--- STATED EXERCISE ---
Please reproduce all of the data below word for word, leaving out the pictures.

--- SOURCE DATA ---
## START

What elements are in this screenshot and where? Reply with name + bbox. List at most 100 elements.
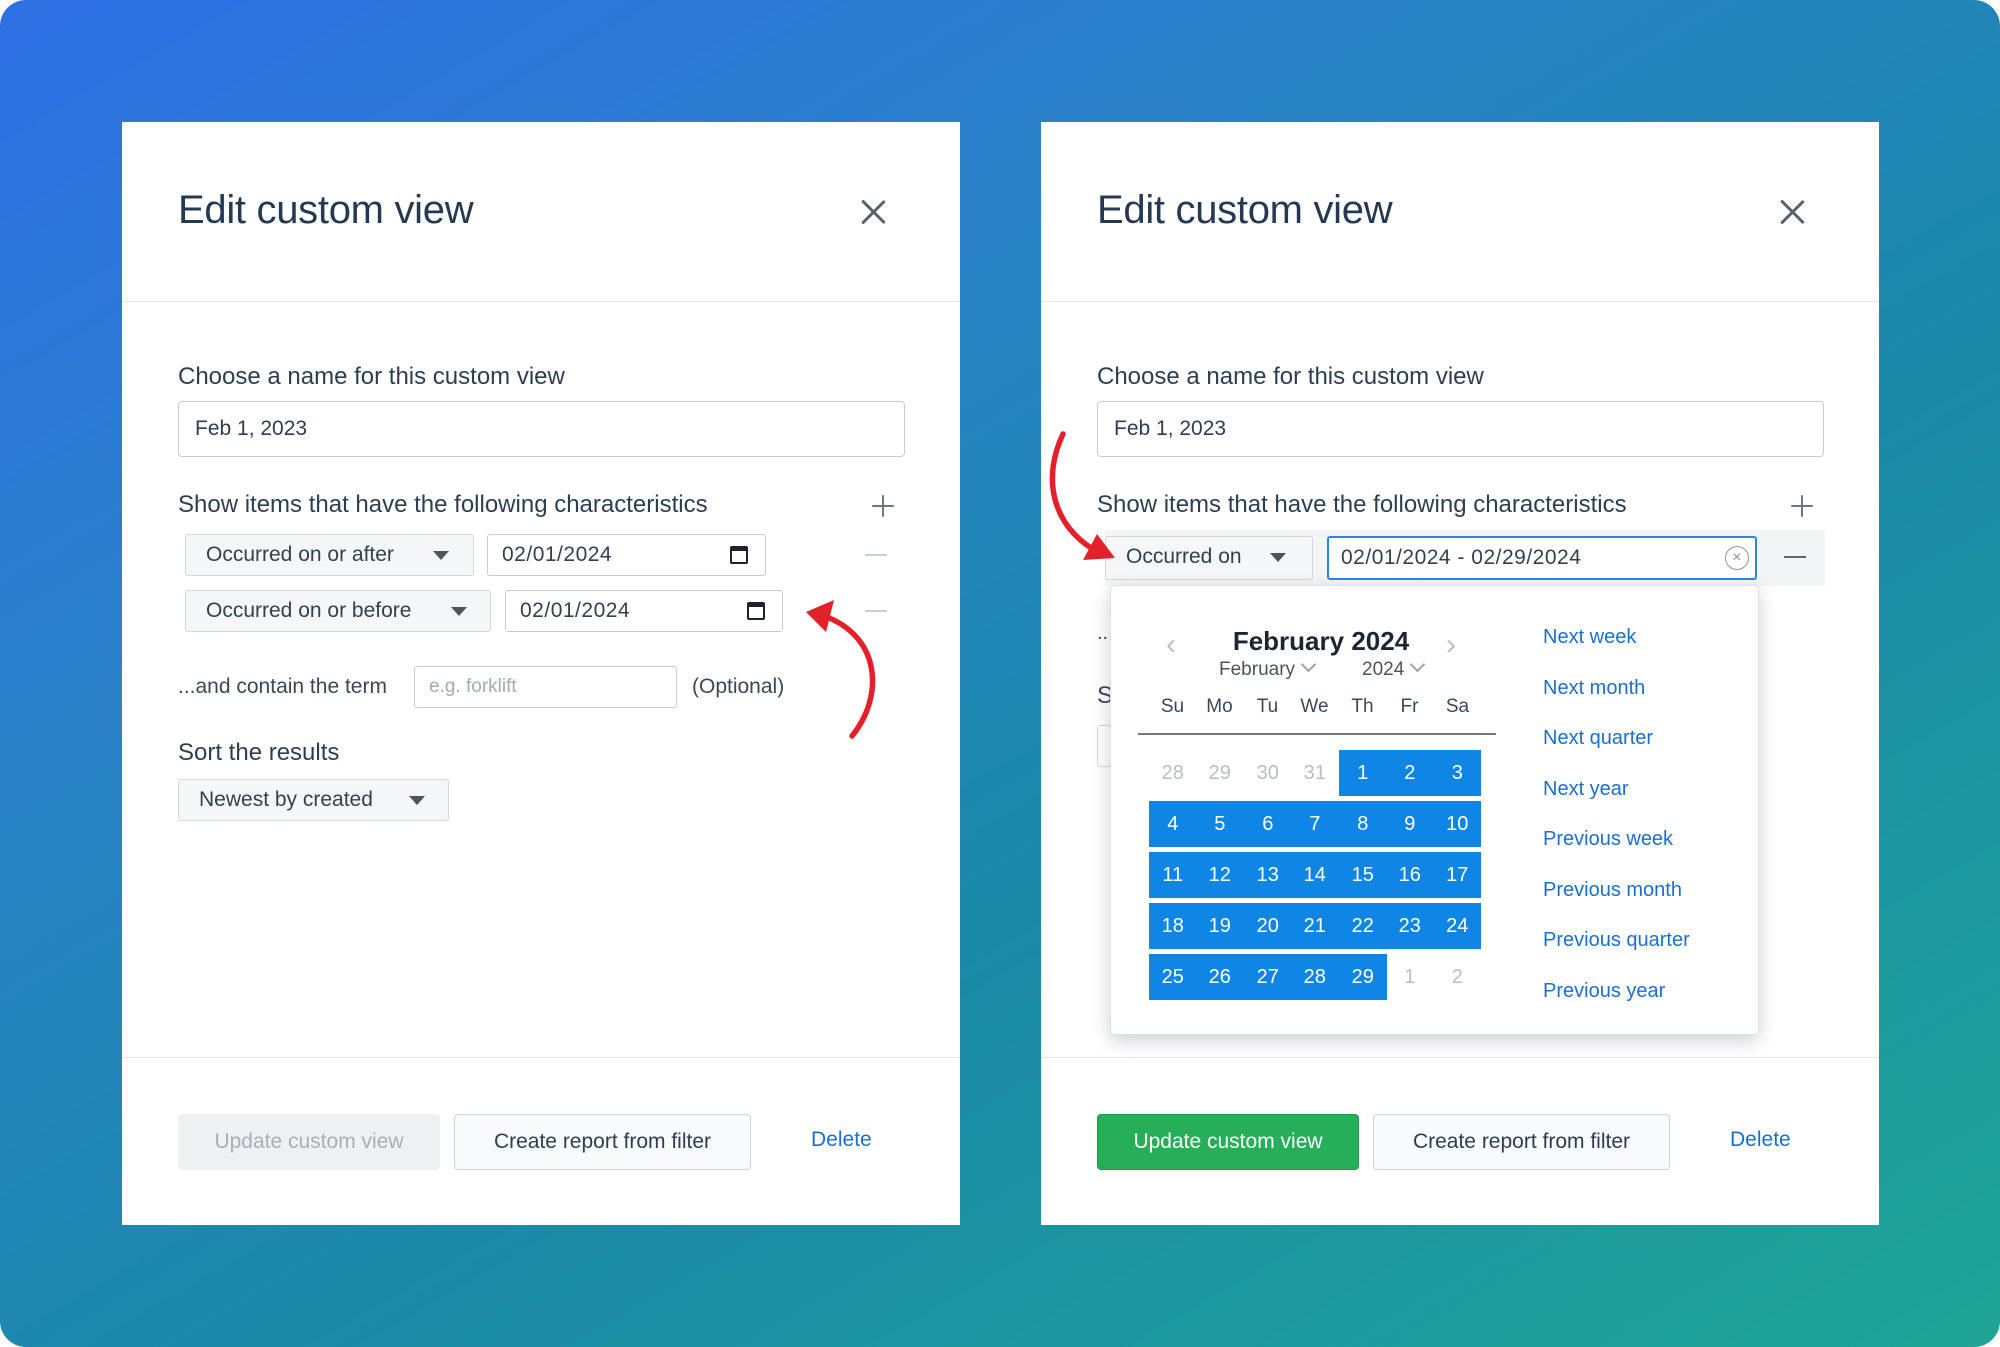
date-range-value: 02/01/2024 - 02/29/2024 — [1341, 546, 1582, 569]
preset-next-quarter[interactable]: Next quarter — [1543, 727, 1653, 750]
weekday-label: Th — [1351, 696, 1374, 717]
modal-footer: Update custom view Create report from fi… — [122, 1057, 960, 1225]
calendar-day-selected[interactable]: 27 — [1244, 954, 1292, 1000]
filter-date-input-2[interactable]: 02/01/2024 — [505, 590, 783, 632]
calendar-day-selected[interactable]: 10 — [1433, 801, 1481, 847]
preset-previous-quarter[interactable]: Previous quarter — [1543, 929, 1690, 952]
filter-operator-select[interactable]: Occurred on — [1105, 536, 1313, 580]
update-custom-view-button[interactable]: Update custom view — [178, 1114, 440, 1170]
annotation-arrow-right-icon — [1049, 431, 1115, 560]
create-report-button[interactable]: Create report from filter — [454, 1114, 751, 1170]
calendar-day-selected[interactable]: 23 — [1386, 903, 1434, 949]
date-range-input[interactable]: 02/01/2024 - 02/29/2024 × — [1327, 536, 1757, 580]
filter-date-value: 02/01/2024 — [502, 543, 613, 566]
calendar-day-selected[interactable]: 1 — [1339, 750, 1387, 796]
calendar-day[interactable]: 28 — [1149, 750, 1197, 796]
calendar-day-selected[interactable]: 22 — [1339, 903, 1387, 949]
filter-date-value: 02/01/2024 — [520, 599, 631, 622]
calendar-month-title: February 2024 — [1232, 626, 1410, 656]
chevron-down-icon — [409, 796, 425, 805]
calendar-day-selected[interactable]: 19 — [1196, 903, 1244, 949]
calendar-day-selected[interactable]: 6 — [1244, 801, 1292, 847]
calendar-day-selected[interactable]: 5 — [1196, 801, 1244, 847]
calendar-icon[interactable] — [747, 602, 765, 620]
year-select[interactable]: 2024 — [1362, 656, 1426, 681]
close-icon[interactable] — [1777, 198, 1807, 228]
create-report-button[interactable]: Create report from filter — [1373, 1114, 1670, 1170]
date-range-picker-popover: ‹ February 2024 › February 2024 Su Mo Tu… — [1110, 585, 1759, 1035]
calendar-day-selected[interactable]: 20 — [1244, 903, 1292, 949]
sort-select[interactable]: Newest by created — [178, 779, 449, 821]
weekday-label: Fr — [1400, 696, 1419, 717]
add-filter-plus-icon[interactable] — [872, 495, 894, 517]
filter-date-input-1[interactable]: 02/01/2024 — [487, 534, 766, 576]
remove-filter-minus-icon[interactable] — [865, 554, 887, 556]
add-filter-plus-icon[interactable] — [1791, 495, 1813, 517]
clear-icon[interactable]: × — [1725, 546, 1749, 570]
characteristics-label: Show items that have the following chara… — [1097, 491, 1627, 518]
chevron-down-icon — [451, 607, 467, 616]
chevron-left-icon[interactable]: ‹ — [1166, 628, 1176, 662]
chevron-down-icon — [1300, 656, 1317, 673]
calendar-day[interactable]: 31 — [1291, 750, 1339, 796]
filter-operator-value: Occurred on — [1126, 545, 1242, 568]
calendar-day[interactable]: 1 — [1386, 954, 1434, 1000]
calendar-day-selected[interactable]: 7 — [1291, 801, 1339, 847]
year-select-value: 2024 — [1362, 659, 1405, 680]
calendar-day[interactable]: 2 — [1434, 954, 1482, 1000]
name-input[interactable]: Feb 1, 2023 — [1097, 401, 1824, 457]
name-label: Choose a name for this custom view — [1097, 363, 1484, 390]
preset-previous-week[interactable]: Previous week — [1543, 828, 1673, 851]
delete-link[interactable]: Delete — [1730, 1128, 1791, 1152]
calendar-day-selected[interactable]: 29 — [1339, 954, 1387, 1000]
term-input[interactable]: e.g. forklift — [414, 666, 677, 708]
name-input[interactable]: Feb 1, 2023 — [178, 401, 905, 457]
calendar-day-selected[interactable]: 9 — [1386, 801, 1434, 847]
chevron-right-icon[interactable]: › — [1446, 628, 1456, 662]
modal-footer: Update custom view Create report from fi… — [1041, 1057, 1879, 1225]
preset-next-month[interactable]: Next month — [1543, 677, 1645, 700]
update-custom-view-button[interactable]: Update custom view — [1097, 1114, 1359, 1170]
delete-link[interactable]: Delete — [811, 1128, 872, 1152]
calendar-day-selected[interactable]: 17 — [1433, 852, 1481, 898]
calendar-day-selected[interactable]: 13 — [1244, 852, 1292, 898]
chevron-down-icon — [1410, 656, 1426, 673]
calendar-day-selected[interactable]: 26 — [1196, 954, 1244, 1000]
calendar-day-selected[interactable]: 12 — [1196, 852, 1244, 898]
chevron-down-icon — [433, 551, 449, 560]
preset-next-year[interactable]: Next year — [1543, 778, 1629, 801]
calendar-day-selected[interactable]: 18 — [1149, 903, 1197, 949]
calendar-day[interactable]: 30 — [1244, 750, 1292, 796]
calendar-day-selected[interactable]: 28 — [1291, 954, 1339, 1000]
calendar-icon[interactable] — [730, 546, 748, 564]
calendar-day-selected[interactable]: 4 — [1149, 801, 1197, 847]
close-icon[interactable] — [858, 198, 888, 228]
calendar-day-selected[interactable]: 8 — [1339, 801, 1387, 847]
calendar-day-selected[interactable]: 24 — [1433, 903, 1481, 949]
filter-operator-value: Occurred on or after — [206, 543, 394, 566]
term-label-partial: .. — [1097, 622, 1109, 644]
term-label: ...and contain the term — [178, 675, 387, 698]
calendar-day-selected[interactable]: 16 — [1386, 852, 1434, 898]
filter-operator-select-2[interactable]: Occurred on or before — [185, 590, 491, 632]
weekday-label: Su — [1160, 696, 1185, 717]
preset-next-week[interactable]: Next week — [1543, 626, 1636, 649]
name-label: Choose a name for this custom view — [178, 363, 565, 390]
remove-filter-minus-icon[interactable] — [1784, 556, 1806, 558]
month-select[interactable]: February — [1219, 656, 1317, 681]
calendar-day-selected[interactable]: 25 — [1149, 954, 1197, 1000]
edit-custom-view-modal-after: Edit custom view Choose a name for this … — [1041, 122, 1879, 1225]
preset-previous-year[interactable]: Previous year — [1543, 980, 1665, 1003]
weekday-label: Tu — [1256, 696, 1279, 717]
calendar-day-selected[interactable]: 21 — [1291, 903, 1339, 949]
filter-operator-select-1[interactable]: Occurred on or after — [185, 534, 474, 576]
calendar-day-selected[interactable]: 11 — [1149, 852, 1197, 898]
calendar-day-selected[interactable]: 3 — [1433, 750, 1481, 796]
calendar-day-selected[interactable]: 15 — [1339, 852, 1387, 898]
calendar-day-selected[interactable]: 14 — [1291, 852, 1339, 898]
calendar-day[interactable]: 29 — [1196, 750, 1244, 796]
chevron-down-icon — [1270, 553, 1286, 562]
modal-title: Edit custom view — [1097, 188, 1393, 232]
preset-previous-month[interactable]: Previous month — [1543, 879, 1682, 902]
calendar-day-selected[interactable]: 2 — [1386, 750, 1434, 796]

## END

--- WRITTEN ANSWER ---
What elements are in this screenshot and where? Reply with name + bbox. List at most 100 elements.
date-range-value: 02/01/2024 - 02/29/2024 — [1341, 546, 1582, 569]
preset-next-quarter[interactable]: Next quarter — [1543, 727, 1653, 750]
weekday-label: Th — [1351, 696, 1374, 717]
modal-footer: Update custom view Create report from fi… — [122, 1057, 960, 1225]
calendar-day-selected[interactable]: 27 — [1244, 954, 1292, 1000]
filter-date-input-2[interactable]: 02/01/2024 — [505, 590, 783, 632]
calendar-day-selected[interactable]: 10 — [1433, 801, 1481, 847]
preset-previous-quarter[interactable]: Previous quarter — [1543, 929, 1690, 952]
filter-operator-select[interactable]: Occurred on — [1105, 536, 1313, 580]
update-custom-view-button[interactable]: Update custom view — [178, 1114, 440, 1170]
annotation-arrow-right-icon — [1049, 431, 1115, 560]
create-report-button[interactable]: Create report from filter — [454, 1114, 751, 1170]
calendar-day-selected[interactable]: 23 — [1386, 903, 1434, 949]
date-range-input[interactable]: 02/01/2024 - 02/29/2024 × — [1327, 536, 1757, 580]
filter-date-value: 02/01/2024 — [502, 543, 613, 566]
calendar-day-selected[interactable]: 1 — [1339, 750, 1387, 796]
calendar-day[interactable]: 28 — [1149, 750, 1197, 796]
calendar-day-selected[interactable]: 22 — [1339, 903, 1387, 949]
filter-date-value: 02/01/2024 — [520, 599, 631, 622]
calendar-month-title: February 2024 — [1232, 626, 1410, 656]
chevron-down-icon — [409, 796, 425, 805]
calendar-day-selected[interactable]: 19 — [1196, 903, 1244, 949]
calendar-day-selected[interactable]: 6 — [1244, 801, 1292, 847]
calendar-day-selected[interactable]: 5 — [1196, 801, 1244, 847]
calendar-icon[interactable] — [747, 602, 765, 620]
year-select[interactable]: 2024 — [1362, 656, 1426, 681]
close-icon[interactable] — [1777, 198, 1807, 228]
create-report-button[interactable]: Create report from filter — [1373, 1114, 1670, 1170]
date-range-picker-popover: ‹ February 2024 › February 2024 Su Mo Tu… — [1110, 585, 1759, 1035]
calendar-day-selected[interactable]: 20 — [1244, 903, 1292, 949]
sort-select[interactable]: Newest by created — [178, 779, 449, 821]
weekday-label: Fr — [1400, 696, 1419, 717]
add-filter-plus-icon[interactable] — [872, 495, 894, 517]
filter-date-input-1[interactable]: 02/01/2024 — [487, 534, 766, 576]
remove-filter-minus-icon[interactable] — [865, 554, 887, 556]
add-filter-plus-icon[interactable] — [1791, 495, 1813, 517]
clear-icon[interactable]: × — [1725, 546, 1749, 570]
characteristics-label: Show items that have the following chara… — [1097, 491, 1627, 518]
chevron-down-icon — [451, 607, 467, 616]
chevron-left-icon[interactable]: ‹ — [1166, 628, 1176, 662]
chevron-down-icon — [1300, 656, 1317, 673]
calendar-day[interactable]: 31 — [1291, 750, 1339, 796]
filter-operator-value: Occurred on — [1126, 545, 1242, 568]
calendar-day[interactable]: 1 — [1386, 954, 1434, 1000]
calendar-day-selected[interactable]: 7 — [1291, 801, 1339, 847]
year-select-value: 2024 — [1362, 659, 1405, 680]
calendar-day[interactable]: 2 — [1434, 954, 1482, 1000]
name-input[interactable]: Feb 1, 2023 — [1097, 401, 1824, 457]
name-label: Choose a name for this custom view — [1097, 363, 1484, 390]
preset-previous-week[interactable]: Previous week — [1543, 828, 1673, 851]
delete-link[interactable]: Delete — [1730, 1128, 1791, 1152]
calendar-day-selected[interactable]: 29 — [1339, 954, 1387, 1000]
term-input[interactable]: e.g. forklift — [414, 666, 677, 708]
name-input[interactable]: Feb 1, 2023 — [178, 401, 905, 457]
calendar-day-selected[interactable]: 9 — [1386, 801, 1434, 847]
chevron-right-icon[interactable]: › — [1446, 628, 1456, 662]
modal-footer: Update custom view Create report from fi… — [1041, 1057, 1879, 1225]
preset-next-month[interactable]: Next month — [1543, 677, 1645, 700]
update-custom-view-button[interactable]: Update custom view — [1097, 1114, 1359, 1170]
delete-link[interactable]: Delete — [811, 1128, 872, 1152]
calendar-day-selected[interactable]: 17 — [1433, 852, 1481, 898]
calendar-day-selected[interactable]: 13 — [1244, 852, 1292, 898]
chevron-down-icon — [1410, 656, 1426, 673]
calendar-day-selected[interactable]: 26 — [1196, 954, 1244, 1000]
calendar-day-selected[interactable]: 12 — [1196, 852, 1244, 898]
chevron-down-icon — [433, 551, 449, 560]
preset-next-year[interactable]: Next year — [1543, 778, 1629, 801]
calendar-day-selected[interactable]: 18 — [1149, 903, 1197, 949]
calendar-day[interactable]: 30 — [1244, 750, 1292, 796]
calendar-day-selected[interactable]: 28 — [1291, 954, 1339, 1000]
calendar-icon[interactable] — [730, 546, 748, 564]
calendar-day-selected[interactable]: 4 — [1149, 801, 1197, 847]
close-icon[interactable] — [858, 198, 888, 228]
calendar-day-selected[interactable]: 8 — [1339, 801, 1387, 847]
calendar-day-selected[interactable]: 24 — [1433, 903, 1481, 949]
filter-operator-value: Occurred on or after — [206, 543, 394, 566]
term-label-partial: .. — [1097, 622, 1109, 644]
term-label: ...and contain the term — [178, 675, 387, 698]
calendar-day-selected[interactable]: 16 — [1386, 852, 1434, 898]
filter-operator-select-2[interactable]: Occurred on or before — [185, 590, 491, 632]
weekday-label: Su — [1160, 696, 1185, 717]
preset-next-week[interactable]: Next week — [1543, 626, 1636, 649]
name-label: Choose a name for this custom view — [178, 363, 565, 390]
remove-filter-minus-icon[interactable] — [1784, 556, 1806, 558]
month-select[interactable]: February — [1219, 656, 1317, 681]
calendar-day-selected[interactable]: 25 — [1149, 954, 1197, 1000]
edit-custom-view-modal-after: Edit custom view Choose a name for this … — [1041, 122, 1879, 1225]
preset-previous-year[interactable]: Previous year — [1543, 980, 1665, 1003]
weekday-label: Tu — [1256, 696, 1279, 717]
calendar-day-selected[interactable]: 21 — [1291, 903, 1339, 949]
filter-operator-select-1[interactable]: Occurred on or after — [185, 534, 474, 576]
calendar-day-selected[interactable]: 11 — [1149, 852, 1197, 898]
calendar-day-selected[interactable]: 3 — [1433, 750, 1481, 796]
calendar-day-selected[interactable]: 15 — [1339, 852, 1387, 898]
calendar-day-selected[interactable]: 14 — [1291, 852, 1339, 898]
calendar-day[interactable]: 29 — [1196, 750, 1244, 796]
chevron-down-icon — [1270, 553, 1286, 562]
modal-title: Edit custom view — [1097, 188, 1393, 232]
preset-previous-month[interactable]: Previous month — [1543, 879, 1682, 902]
calendar-day-selected[interactable]: 2 — [1386, 750, 1434, 796]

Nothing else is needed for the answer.